**Directions:**
Copy every one of the lines below word for word, omitting the pictures.

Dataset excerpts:
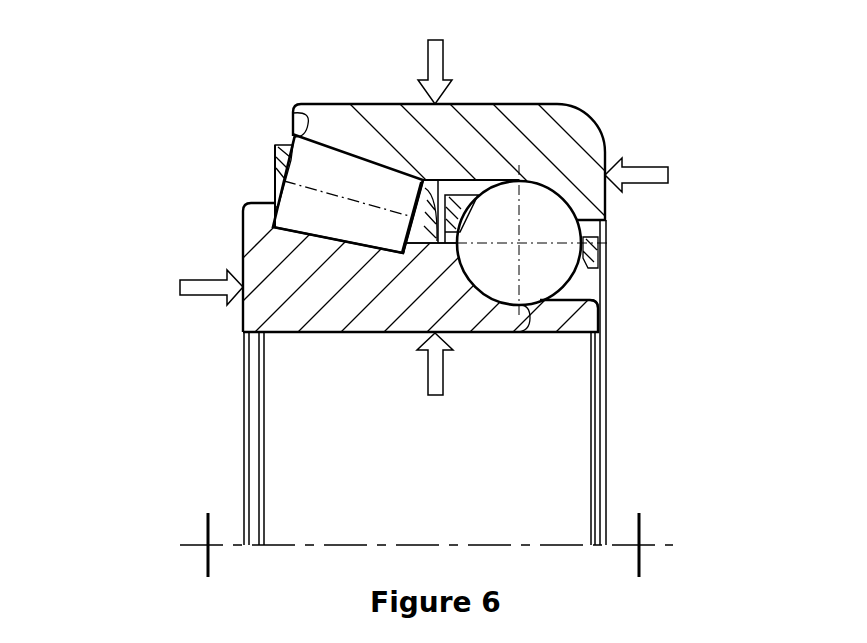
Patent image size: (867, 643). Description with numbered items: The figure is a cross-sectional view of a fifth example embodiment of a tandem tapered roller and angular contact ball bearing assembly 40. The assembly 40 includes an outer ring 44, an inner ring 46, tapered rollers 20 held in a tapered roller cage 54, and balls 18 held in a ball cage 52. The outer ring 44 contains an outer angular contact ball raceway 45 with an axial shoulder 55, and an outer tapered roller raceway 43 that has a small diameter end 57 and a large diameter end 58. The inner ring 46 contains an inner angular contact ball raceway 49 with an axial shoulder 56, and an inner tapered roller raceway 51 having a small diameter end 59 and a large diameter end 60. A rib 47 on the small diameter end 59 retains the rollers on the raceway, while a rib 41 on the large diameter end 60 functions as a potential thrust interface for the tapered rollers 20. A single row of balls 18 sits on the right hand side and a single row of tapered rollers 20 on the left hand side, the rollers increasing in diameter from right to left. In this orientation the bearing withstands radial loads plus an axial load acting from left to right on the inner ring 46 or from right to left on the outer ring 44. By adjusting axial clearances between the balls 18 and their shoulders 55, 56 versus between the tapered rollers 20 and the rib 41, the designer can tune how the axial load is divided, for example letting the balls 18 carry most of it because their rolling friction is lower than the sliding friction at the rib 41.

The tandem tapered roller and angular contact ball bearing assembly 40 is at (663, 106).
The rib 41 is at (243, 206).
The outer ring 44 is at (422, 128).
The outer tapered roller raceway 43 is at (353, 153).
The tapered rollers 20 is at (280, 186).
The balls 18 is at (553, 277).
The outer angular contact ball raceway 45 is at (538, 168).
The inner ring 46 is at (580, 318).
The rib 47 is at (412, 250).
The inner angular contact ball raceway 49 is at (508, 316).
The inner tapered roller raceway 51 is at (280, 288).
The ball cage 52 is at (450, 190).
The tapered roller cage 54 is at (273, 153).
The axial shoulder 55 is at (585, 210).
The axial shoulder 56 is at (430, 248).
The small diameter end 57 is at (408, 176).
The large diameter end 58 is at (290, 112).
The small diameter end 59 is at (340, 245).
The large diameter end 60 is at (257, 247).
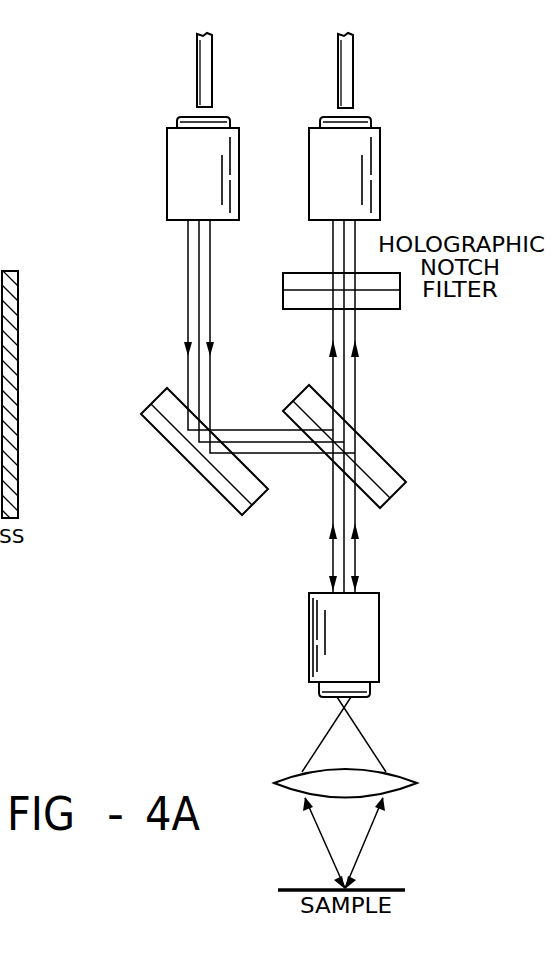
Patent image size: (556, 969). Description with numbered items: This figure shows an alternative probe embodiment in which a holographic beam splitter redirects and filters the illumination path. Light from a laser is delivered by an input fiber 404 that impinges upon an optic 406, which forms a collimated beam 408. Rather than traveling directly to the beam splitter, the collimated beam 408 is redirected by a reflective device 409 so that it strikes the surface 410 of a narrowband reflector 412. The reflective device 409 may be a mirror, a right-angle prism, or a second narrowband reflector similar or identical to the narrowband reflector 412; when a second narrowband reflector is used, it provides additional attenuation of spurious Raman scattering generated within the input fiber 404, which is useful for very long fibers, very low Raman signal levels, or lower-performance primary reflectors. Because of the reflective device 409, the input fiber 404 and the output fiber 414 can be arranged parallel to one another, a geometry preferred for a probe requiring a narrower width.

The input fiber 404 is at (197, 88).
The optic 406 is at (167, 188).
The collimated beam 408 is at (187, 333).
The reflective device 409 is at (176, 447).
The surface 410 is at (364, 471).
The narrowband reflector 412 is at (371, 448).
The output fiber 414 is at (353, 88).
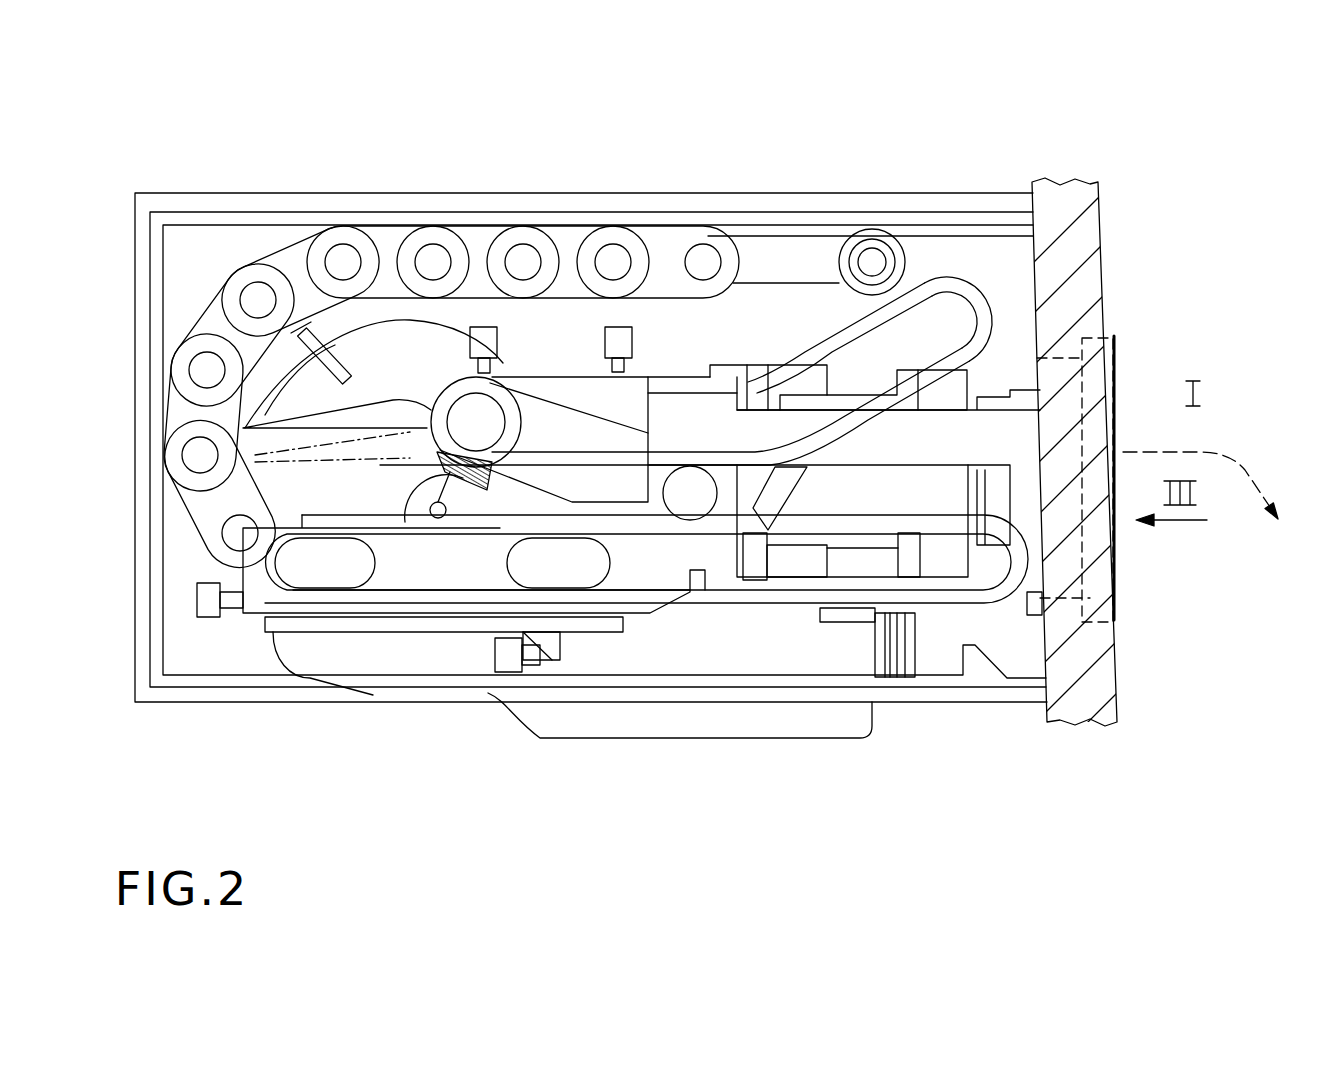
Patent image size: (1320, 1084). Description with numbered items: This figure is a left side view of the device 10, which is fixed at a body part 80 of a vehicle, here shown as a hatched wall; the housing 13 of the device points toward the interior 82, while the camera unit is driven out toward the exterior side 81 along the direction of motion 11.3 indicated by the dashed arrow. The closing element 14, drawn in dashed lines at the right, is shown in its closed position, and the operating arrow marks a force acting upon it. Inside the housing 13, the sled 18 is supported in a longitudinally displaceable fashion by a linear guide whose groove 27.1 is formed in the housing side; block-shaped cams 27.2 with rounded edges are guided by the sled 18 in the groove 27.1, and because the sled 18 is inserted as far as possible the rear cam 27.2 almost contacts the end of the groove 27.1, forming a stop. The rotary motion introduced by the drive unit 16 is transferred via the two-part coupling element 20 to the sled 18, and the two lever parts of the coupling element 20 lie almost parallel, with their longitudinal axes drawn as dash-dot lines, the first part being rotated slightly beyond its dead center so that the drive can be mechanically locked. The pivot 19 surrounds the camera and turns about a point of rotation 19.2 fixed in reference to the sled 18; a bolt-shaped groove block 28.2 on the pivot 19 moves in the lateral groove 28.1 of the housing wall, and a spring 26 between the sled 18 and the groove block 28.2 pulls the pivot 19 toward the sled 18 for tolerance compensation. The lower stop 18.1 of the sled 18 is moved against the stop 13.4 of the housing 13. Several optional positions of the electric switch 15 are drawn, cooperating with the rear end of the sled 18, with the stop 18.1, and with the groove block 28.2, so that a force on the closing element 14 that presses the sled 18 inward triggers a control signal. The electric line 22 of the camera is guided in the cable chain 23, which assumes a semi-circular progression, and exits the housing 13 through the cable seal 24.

**Problem solution:**
Patent image size: (867, 643). Description with numbered items: The figure is a cross-sectional view of a fifth example embodiment of a tandem tapered roller and angular contact ball bearing assembly 40. The assembly 40 includes an outer ring 44, an inner ring 46, tapered rollers 20 held in a tapered roller cage 54, and balls 18 held in a ball cage 52. The outer ring 44 contains an outer angular contact ball raceway 45 with an axial shoulder 55, and an outer tapered roller raceway 43 that has a small diameter end 57 and a large diameter end 58. The inner ring 46 contains an inner angular contact ball raceway 49 with an axial shoulder 56, and an inner tapered roller raceway 51 having a small diameter end 59 and a large diameter end 60. A rib 47 on the small diameter end 59 retains the rollers on the raceway, while a rib 41 on the large diameter end 60 functions as a potential thrust interface for the tapered rollers 20. A single row of balls 18 sits on the right hand side and a single row of tapered rollers 20 on the left hand side, the rollers increasing in diameter from right to left. In this orientation the bearing withstands radial loads plus an axial load acting from left to right on the inner ring 46 or from right to left on the outer ring 44. By adjusting axial clearances between the balls 18 and their shoulders 55, 56 versus between the tapered rollers 20 and the rib 41, the designer can tune how the axial load is divided, for example letting the balls 18 carry most of it because their rolling friction is lower than the sliding friction at the rib 41.

The tandem tapered roller and angular contact ball bearing assembly 40 is at (663, 106).
The rib 41 is at (243, 206).
The outer ring 44 is at (422, 128).
The outer tapered roller raceway 43 is at (353, 153).
The tapered rollers 20 is at (280, 186).
The balls 18 is at (553, 277).
The outer angular contact ball raceway 45 is at (538, 168).
The inner ring 46 is at (580, 318).
The rib 47 is at (412, 250).
The inner angular contact ball raceway 49 is at (508, 316).
The inner tapered roller raceway 51 is at (280, 288).
The ball cage 52 is at (450, 190).
The tapered roller cage 54 is at (273, 153).
The axial shoulder 55 is at (585, 210).
The axial shoulder 56 is at (430, 248).
The small diameter end 57 is at (408, 176).
The large diameter end 58 is at (290, 112).
The small diameter end 59 is at (340, 245).
The large diameter end 60 is at (257, 247).
Patent image size: (556, 969). Description with numbered items: This figure shows an alternative probe embodiment in which a holographic beam splitter redirects and filters the illumination path. Light from a laser is delivered by an input fiber 404 that impinges upon an optic 406, which forms a collimated beam 408. Rather than traveling directly to the beam splitter, the collimated beam 408 is redirected by a reflective device 409 so that it strikes the surface 410 of a narrowband reflector 412. The reflective device 409 may be a mirror, a right-angle prism, or a second narrowband reflector similar or identical to the narrowband reflector 412; when a second narrowband reflector is used, it provides additional attenuation of spurious Raman scattering generated within the input fiber 404, which is useful for very long fibers, very low Raman signal levels, or lower-performance primary reflectors. Because of the reflective device 409, the input fiber 404 and the output fiber 414 can be arranged parallel to one another, a geometry preferred for a probe requiring a narrower width.

The input fiber 404 is at (197, 88).
The optic 406 is at (167, 188).
The collimated beam 408 is at (187, 333).
The reflective device 409 is at (176, 447).
The surface 410 is at (364, 471).
The narrowband reflector 412 is at (371, 448).
The output fiber 414 is at (353, 88).
Patent image size: (1320, 1084). Description with numbered items: This figure is a left side view of the device 10, which is fixed at a body part 80 of a vehicle, here shown as a hatched wall; the housing 13 of the device points toward the interior 82, while the camera unit is driven out toward the exterior side 81 along the direction of motion 11.3 indicated by the dashed arrow. The closing element 14, drawn in dashed lines at the right, is shown in its closed position, and the operating arrow marks a force acting upon it. Inside the housing 13, the sled 18 is supported in a longitudinally displaceable fashion by a linear guide whose groove 27.1 is formed in the housing side; block-shaped cams 27.2 with rounded edges are guided by the sled 18 in the groove 27.1, and because the sled 18 is inserted as far as possible the rear cam 27.2 almost contacts the end of the groove 27.1, forming a stop. The rotary motion introduced by the drive unit 16 is transferred via the two-part coupling element 20 to the sled 18, and the two lever parts of the coupling element 20 lie almost parallel, with their longitudinal axes drawn as dash-dot lines, the first part being rotated slightly beyond its dead center so that the drive can be mechanically locked. The pivot 19 surrounds the camera and turns about a point of rotation 19.2 fixed in reference to the sled 18; a bolt-shaped groove block 28.2 on the pivot 19 moves in the lateral groove 28.1 of the housing wall, and a spring 26 between the sled 18 and the groove block 28.2 pulls the pivot 19 toward the sled 18 for tolerance compensation. The lower stop 18.1 of the sled 18 is moved against the stop 13.4 of the housing 13. Several optional positions of the electric switch 15 are drawn, cooperating with the rear end of the sled 18, with the stop 18.1, and with the groove block 28.2, so that a force on the closing element 14 that presses the sled 18 inward triggers a control signal. The electric line 22 of the camera is guided in the cable chain 23, which assumes a semi-circular progression, and exits the housing 13 through the cable seal 24.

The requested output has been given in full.